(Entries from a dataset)
■ ■ ■ ■ ■ ■ ■
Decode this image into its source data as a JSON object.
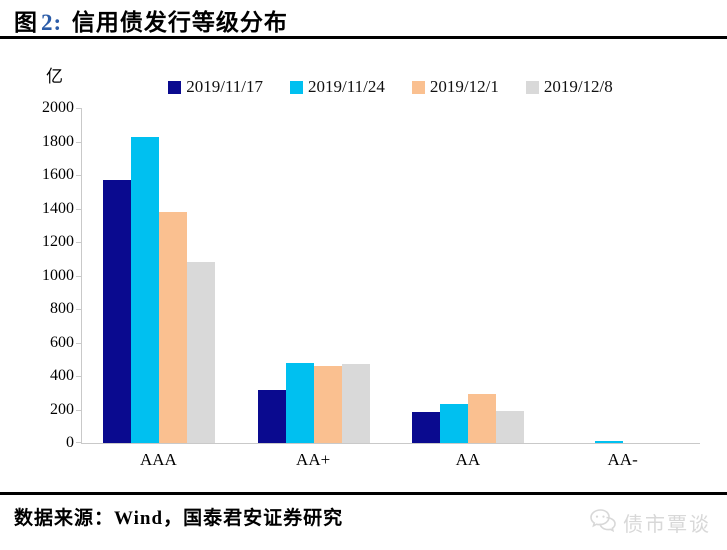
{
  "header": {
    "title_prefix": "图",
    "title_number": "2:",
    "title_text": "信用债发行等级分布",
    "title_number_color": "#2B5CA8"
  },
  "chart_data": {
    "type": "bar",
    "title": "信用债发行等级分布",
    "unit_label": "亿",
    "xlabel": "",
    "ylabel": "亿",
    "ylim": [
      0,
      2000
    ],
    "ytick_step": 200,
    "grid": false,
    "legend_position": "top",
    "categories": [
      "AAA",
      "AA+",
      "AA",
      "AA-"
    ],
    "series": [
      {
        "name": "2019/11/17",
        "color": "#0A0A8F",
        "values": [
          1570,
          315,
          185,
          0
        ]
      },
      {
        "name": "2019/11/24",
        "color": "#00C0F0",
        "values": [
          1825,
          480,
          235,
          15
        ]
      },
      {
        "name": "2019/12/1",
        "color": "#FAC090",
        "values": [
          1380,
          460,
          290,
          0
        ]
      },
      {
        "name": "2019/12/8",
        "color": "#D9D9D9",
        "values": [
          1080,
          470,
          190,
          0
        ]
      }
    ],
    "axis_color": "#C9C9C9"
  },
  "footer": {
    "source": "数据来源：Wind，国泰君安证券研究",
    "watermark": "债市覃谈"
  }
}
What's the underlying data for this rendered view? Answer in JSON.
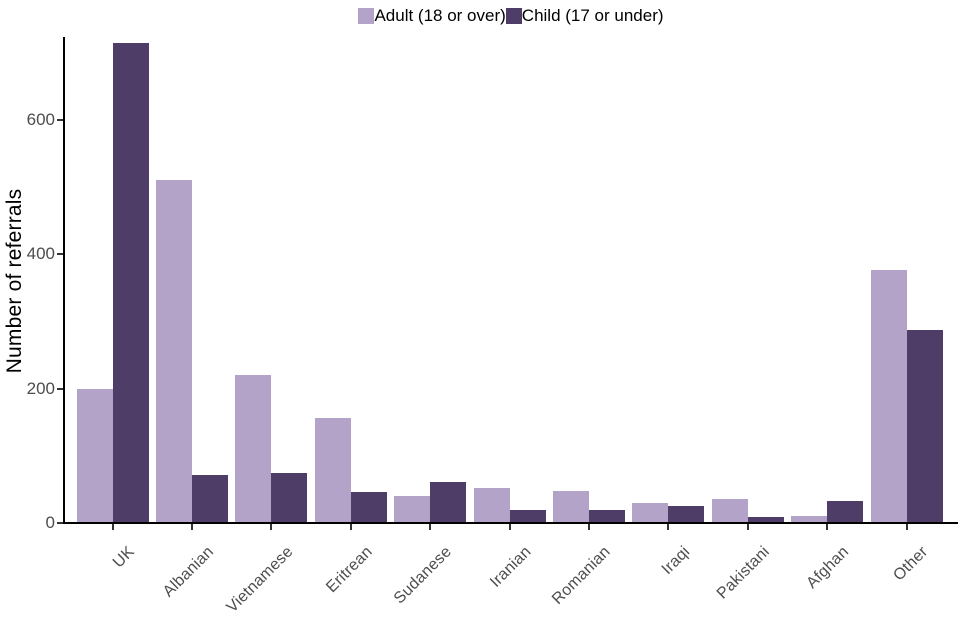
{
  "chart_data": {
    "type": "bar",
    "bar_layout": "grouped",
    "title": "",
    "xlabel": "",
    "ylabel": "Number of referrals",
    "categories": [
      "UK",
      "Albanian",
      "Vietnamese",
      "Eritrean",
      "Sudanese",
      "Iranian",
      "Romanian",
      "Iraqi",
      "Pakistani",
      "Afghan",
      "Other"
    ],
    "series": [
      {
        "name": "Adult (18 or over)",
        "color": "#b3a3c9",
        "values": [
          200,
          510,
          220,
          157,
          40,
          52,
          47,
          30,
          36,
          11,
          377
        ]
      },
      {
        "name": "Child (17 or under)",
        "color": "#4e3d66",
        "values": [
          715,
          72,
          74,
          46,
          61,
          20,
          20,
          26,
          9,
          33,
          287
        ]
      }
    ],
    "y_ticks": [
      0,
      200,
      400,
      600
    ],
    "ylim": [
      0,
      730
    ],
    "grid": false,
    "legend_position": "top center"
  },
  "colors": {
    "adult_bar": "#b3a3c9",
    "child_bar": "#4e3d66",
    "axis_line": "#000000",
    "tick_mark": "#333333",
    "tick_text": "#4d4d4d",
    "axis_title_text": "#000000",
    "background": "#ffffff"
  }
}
■ ■ ■ ■ ■ ■ ■
#### [Direction]
Output the entries above exactly, without their pictures.

#### [Answer to the problem]
Decode this image into its source data as a JSON object.
{
  "header": {
    "title_prefix": "图",
    "title_number": "2:",
    "title_text": "信用债发行等级分布",
    "title_number_color": "#2B5CA8"
  },
  "chart_data": {
    "type": "bar",
    "title": "信用债发行等级分布",
    "unit_label": "亿",
    "xlabel": "",
    "ylabel": "亿",
    "ylim": [
      0,
      2000
    ],
    "ytick_step": 200,
    "grid": false,
    "legend_position": "top",
    "categories": [
      "AAA",
      "AA+",
      "AA",
      "AA-"
    ],
    "series": [
      {
        "name": "2019/11/17",
        "color": "#0A0A8F",
        "values": [
          1570,
          315,
          185,
          0
        ]
      },
      {
        "name": "2019/11/24",
        "color": "#00C0F0",
        "values": [
          1825,
          480,
          235,
          15
        ]
      },
      {
        "name": "2019/12/1",
        "color": "#FAC090",
        "values": [
          1380,
          460,
          290,
          0
        ]
      },
      {
        "name": "2019/12/8",
        "color": "#D9D9D9",
        "values": [
          1080,
          470,
          190,
          0
        ]
      }
    ],
    "axis_color": "#C9C9C9"
  },
  "footer": {
    "source": "数据来源：Wind，国泰君安证券研究",
    "watermark": "债市覃谈"
  }
}
What's the underlying data for this rendered view? Answer in JSON.
{
  "chart_data": {
    "type": "bar",
    "bar_layout": "grouped",
    "title": "",
    "xlabel": "",
    "ylabel": "Number of referrals",
    "categories": [
      "UK",
      "Albanian",
      "Vietnamese",
      "Eritrean",
      "Sudanese",
      "Iranian",
      "Romanian",
      "Iraqi",
      "Pakistani",
      "Afghan",
      "Other"
    ],
    "series": [
      {
        "name": "Adult (18 or over)",
        "color": "#b3a3c9",
        "values": [
          200,
          510,
          220,
          157,
          40,
          52,
          47,
          30,
          36,
          11,
          377
        ]
      },
      {
        "name": "Child (17 or under)",
        "color": "#4e3d66",
        "values": [
          715,
          72,
          74,
          46,
          61,
          20,
          20,
          26,
          9,
          33,
          287
        ]
      }
    ],
    "y_ticks": [
      0,
      200,
      400,
      600
    ],
    "ylim": [
      0,
      730
    ],
    "grid": false,
    "legend_position": "top center"
  },
  "colors": {
    "adult_bar": "#b3a3c9",
    "child_bar": "#4e3d66",
    "axis_line": "#000000",
    "tick_mark": "#333333",
    "tick_text": "#4d4d4d",
    "axis_title_text": "#000000",
    "background": "#ffffff"
  }
}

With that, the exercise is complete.